■ **Exercise description**
Where a line in the records below includes "JSON", pull that line out.

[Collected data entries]
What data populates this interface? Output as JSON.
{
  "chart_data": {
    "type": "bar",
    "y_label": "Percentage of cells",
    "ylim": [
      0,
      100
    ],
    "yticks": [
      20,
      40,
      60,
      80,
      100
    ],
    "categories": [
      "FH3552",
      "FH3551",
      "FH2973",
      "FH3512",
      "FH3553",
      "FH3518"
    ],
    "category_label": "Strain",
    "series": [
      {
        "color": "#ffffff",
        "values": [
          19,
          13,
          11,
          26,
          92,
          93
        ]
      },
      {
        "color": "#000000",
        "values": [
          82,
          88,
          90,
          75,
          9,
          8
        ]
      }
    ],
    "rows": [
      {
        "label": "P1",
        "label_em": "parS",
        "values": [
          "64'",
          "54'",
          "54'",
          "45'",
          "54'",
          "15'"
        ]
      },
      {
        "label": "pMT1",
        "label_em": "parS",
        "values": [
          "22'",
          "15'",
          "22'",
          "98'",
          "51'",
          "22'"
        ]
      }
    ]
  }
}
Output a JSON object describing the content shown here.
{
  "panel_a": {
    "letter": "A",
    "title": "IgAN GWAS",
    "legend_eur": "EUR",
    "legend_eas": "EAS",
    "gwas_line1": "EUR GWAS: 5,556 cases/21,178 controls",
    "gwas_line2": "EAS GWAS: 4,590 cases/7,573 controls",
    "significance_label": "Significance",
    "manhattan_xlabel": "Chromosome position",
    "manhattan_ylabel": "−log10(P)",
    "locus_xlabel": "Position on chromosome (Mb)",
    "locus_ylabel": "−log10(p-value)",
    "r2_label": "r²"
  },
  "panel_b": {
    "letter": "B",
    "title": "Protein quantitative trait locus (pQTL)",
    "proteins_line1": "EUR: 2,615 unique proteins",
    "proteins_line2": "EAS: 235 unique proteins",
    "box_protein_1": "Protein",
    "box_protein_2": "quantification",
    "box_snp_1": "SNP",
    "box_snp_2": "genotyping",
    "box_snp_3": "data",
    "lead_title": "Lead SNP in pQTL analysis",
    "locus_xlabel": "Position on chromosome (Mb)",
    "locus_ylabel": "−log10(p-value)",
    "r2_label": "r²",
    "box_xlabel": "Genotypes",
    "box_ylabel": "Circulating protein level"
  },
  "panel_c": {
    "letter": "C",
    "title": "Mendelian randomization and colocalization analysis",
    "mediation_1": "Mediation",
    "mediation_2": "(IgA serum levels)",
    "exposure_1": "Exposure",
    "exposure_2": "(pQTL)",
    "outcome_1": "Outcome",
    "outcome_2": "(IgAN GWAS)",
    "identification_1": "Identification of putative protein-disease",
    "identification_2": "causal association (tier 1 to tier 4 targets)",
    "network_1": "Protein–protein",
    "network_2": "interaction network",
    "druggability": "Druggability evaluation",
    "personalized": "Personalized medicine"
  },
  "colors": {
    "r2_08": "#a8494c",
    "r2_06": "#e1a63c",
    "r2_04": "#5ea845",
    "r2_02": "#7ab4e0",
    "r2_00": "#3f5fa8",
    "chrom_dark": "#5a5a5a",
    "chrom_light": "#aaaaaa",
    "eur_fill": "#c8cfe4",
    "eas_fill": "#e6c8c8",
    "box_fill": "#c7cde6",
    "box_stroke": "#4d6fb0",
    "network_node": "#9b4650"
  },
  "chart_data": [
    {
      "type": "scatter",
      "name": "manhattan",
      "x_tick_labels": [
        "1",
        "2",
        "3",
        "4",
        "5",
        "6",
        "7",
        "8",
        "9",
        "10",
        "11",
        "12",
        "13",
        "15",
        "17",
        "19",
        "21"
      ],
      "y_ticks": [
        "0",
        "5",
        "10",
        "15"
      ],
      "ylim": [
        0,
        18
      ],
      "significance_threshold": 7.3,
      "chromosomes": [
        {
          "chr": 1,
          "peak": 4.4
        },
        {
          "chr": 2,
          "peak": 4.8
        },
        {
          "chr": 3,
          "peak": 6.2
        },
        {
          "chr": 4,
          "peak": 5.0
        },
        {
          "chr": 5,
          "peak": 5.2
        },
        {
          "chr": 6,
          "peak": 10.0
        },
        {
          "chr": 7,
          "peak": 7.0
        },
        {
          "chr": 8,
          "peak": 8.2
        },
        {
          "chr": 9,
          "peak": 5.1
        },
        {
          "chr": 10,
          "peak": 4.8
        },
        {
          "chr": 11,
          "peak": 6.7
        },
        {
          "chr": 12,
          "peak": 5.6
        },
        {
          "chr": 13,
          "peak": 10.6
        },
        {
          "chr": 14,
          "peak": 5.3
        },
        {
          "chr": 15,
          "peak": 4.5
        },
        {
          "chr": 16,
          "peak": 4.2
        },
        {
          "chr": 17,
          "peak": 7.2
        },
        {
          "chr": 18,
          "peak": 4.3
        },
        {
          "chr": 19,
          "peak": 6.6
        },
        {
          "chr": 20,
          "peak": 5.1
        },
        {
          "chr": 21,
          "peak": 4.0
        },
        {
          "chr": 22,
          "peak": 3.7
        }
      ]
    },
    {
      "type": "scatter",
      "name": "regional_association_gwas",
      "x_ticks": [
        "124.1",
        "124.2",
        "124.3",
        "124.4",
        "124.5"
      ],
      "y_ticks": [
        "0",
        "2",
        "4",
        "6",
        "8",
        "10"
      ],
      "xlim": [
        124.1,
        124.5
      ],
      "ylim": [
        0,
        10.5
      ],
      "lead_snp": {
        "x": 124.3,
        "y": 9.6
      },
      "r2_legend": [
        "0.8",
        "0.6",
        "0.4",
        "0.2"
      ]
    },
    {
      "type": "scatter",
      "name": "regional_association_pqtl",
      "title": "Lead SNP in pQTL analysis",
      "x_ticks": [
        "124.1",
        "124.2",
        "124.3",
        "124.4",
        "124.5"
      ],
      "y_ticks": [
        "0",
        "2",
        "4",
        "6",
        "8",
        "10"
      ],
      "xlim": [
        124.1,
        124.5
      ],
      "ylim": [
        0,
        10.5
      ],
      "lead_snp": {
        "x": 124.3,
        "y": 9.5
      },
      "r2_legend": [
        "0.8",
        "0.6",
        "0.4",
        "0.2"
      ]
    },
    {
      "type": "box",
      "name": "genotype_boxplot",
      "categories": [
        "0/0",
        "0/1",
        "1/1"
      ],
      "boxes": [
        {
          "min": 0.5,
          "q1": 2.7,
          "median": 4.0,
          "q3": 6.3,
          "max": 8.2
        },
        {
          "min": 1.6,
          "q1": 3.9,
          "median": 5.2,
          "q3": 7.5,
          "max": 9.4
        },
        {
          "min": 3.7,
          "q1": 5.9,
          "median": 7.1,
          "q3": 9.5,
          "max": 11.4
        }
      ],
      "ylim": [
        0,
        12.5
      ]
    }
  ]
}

■ **Reply**
What data populates this interface? Output as JSON.
Output a JSON object describing the content shown here.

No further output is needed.